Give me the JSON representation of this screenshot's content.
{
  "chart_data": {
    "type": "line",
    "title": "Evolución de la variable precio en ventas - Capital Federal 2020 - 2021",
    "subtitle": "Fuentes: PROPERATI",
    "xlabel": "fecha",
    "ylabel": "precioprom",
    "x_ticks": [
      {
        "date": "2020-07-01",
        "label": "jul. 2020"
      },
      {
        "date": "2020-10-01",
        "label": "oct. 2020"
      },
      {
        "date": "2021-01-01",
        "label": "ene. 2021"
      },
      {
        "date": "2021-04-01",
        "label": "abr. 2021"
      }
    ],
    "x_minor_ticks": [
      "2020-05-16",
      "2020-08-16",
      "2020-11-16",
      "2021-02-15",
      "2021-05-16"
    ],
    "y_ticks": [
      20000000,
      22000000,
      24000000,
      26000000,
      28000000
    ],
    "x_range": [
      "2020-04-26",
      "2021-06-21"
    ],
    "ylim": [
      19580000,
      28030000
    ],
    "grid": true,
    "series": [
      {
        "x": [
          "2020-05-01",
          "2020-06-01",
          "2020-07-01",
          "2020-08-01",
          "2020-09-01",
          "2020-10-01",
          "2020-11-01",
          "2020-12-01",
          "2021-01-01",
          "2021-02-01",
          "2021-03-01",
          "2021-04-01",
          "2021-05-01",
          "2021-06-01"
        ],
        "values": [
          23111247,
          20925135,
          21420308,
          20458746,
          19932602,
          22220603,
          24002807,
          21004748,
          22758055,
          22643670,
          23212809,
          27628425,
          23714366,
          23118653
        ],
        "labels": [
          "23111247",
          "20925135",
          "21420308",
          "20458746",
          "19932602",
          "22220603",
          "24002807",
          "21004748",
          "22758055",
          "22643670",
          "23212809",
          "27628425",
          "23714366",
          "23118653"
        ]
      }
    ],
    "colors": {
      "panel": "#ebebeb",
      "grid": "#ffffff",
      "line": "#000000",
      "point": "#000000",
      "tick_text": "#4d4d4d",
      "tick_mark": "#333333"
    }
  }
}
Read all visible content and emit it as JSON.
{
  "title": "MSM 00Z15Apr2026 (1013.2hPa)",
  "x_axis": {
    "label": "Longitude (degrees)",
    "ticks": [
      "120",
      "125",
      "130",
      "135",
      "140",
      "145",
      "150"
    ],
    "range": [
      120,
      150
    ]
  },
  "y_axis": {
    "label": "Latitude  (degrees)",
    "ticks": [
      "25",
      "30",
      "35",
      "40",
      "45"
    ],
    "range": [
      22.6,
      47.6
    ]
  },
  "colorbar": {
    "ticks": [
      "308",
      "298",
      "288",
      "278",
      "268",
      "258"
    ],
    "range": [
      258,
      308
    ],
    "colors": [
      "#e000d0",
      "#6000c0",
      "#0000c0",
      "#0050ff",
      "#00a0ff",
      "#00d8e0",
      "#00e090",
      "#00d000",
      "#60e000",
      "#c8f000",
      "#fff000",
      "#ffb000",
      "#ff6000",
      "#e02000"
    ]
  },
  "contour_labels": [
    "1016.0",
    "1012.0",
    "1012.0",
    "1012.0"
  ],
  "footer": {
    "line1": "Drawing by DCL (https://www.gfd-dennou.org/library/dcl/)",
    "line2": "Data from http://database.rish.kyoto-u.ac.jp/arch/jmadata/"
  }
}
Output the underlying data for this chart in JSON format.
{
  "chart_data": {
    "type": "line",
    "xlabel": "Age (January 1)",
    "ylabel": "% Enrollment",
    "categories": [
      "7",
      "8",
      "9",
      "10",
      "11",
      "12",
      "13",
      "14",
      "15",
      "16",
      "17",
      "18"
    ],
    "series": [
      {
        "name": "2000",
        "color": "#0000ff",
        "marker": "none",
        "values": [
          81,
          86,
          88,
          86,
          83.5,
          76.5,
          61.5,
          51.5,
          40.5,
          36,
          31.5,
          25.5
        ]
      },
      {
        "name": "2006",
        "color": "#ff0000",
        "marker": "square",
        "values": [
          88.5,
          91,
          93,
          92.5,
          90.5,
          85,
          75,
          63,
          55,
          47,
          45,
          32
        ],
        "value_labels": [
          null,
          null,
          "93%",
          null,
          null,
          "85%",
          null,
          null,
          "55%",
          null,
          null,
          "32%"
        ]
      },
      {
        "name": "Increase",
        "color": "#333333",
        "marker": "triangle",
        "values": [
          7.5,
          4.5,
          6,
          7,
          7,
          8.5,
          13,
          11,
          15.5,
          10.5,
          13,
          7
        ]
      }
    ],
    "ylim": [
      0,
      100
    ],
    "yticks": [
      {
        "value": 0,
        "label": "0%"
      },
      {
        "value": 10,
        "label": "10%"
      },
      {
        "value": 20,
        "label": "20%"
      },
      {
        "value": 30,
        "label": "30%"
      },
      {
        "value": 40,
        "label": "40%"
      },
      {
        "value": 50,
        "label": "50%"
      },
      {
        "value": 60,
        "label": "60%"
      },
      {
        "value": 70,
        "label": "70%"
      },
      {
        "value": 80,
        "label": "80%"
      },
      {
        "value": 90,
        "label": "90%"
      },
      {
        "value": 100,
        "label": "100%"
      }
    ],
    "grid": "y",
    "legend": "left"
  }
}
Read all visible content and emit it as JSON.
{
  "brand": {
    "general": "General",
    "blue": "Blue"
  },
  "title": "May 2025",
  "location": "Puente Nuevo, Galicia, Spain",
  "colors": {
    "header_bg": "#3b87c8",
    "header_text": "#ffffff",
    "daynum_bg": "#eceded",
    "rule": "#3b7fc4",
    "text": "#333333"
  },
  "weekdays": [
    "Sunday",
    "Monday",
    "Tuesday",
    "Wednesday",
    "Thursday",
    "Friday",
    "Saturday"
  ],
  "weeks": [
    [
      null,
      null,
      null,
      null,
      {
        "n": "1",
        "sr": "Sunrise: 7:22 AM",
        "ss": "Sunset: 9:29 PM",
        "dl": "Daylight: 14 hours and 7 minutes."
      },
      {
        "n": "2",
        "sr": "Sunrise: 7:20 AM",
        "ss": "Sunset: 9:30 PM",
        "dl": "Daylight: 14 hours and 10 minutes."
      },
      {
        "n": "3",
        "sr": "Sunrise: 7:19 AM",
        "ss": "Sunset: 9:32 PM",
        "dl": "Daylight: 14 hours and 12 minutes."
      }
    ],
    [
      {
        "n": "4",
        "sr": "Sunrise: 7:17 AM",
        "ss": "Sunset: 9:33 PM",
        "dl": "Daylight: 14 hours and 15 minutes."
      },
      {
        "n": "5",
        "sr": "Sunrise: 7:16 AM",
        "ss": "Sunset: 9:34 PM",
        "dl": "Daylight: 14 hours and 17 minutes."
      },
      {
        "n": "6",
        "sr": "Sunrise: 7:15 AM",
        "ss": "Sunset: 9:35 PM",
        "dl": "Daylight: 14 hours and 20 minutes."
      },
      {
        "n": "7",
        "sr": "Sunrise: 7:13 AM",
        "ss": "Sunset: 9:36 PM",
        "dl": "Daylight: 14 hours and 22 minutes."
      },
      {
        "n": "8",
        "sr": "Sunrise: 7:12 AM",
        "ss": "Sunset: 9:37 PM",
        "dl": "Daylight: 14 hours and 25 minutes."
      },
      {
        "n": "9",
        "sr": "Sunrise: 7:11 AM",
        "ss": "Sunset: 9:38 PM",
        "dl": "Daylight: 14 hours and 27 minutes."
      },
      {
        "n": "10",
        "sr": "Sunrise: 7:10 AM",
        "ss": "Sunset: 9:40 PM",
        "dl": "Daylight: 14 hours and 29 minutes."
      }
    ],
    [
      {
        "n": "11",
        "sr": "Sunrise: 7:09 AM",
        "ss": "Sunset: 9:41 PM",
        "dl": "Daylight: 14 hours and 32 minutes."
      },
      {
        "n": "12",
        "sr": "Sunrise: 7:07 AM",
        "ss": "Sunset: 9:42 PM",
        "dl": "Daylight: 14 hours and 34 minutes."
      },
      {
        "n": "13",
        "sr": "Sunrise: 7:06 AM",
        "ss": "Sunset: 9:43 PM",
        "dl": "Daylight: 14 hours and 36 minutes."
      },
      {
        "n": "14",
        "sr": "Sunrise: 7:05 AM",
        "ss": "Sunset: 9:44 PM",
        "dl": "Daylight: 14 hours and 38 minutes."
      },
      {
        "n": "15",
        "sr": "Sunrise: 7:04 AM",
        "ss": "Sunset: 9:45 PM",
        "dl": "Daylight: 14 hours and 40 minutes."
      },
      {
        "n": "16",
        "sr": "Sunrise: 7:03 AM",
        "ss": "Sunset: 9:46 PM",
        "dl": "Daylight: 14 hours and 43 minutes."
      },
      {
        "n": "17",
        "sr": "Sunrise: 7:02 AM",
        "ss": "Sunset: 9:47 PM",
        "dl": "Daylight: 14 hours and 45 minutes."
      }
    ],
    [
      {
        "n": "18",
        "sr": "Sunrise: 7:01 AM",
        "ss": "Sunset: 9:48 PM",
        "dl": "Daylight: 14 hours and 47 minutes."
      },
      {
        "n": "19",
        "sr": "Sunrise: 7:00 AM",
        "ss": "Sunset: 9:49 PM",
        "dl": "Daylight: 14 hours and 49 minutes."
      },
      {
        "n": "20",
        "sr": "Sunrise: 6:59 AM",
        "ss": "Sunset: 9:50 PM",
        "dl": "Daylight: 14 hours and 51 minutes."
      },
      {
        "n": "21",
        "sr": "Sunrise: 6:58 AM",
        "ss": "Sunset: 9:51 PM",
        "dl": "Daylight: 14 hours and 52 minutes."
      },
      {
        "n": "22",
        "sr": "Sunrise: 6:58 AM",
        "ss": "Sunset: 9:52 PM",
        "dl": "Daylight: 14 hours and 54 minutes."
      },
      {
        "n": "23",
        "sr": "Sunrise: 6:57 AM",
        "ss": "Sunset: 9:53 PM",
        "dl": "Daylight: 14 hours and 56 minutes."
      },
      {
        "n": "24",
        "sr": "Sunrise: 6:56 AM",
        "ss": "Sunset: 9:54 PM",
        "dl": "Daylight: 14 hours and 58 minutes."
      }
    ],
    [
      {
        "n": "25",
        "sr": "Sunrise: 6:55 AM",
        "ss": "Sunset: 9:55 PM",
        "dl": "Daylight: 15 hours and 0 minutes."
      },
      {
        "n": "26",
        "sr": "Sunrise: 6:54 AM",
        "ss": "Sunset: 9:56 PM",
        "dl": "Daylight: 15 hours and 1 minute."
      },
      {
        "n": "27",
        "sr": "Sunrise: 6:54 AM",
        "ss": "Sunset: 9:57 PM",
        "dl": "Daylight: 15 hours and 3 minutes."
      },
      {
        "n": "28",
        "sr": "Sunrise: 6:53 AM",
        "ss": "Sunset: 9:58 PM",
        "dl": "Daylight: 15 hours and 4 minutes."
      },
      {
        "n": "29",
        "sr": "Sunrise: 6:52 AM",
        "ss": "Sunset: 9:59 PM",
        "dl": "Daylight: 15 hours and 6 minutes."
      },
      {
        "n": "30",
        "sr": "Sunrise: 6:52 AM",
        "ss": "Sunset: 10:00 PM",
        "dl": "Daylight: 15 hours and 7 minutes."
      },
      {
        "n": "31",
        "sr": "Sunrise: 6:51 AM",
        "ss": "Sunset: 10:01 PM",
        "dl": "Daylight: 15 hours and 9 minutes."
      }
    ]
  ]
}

= = =

*PROBLEM TO WORK ON*. Within the material above, find the lines that contain the word "date"; copy them.

*OUTPUT*.
        "date": "2020-07-01",
        "date": "2020-10-01",
        "date": "2021-01-01",
        "date": "2021-04-01",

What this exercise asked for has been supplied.